- **What the exercise asks**: Lines holding the string "Allan" are the ones to copy from this listing.
## BEGIN Record extracts
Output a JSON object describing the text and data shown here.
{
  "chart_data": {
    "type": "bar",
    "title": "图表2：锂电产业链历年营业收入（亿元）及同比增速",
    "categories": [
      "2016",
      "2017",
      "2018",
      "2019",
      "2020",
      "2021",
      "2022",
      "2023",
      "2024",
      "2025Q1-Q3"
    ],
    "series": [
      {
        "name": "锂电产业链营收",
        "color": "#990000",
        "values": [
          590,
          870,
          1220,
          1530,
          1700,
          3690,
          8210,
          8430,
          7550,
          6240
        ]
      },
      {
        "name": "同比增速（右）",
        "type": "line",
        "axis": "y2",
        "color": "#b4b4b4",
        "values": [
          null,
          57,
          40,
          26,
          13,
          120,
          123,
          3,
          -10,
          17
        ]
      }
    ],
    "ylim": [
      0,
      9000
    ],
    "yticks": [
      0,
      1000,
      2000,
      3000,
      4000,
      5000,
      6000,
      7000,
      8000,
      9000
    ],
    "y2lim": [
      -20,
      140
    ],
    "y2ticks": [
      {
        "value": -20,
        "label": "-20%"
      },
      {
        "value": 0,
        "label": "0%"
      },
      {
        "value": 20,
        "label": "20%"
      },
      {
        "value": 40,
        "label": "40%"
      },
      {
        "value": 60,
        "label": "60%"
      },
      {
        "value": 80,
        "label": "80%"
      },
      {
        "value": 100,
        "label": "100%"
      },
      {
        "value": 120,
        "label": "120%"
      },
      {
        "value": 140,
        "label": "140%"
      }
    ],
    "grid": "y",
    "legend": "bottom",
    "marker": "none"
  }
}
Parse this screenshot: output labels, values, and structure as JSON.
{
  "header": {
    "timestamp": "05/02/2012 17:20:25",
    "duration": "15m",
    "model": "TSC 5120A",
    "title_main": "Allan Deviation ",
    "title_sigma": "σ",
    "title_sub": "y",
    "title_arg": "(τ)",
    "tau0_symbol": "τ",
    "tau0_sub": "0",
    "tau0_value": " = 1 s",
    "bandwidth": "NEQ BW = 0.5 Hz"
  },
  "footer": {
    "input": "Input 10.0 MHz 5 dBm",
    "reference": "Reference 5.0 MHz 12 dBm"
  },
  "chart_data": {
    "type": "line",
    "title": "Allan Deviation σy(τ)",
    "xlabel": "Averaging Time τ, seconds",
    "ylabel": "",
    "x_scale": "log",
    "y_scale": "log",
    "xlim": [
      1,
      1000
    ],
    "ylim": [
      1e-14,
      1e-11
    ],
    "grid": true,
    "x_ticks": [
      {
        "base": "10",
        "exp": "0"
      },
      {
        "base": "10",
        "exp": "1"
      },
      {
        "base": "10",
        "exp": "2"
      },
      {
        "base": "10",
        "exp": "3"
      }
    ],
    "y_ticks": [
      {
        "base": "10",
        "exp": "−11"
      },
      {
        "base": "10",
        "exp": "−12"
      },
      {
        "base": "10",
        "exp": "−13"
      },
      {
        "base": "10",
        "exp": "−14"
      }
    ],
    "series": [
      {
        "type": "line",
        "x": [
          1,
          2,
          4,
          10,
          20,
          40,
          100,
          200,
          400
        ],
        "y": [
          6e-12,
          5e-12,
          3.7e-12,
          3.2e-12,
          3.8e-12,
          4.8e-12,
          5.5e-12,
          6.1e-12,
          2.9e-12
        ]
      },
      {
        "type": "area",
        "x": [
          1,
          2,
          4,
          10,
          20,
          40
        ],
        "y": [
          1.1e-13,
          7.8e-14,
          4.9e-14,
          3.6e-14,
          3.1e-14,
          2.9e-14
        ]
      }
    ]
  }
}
## END Record extracts
- **The completed task**:
    "title_main": "Allan Deviation ",
    "title": "Allan Deviation σy(τ)",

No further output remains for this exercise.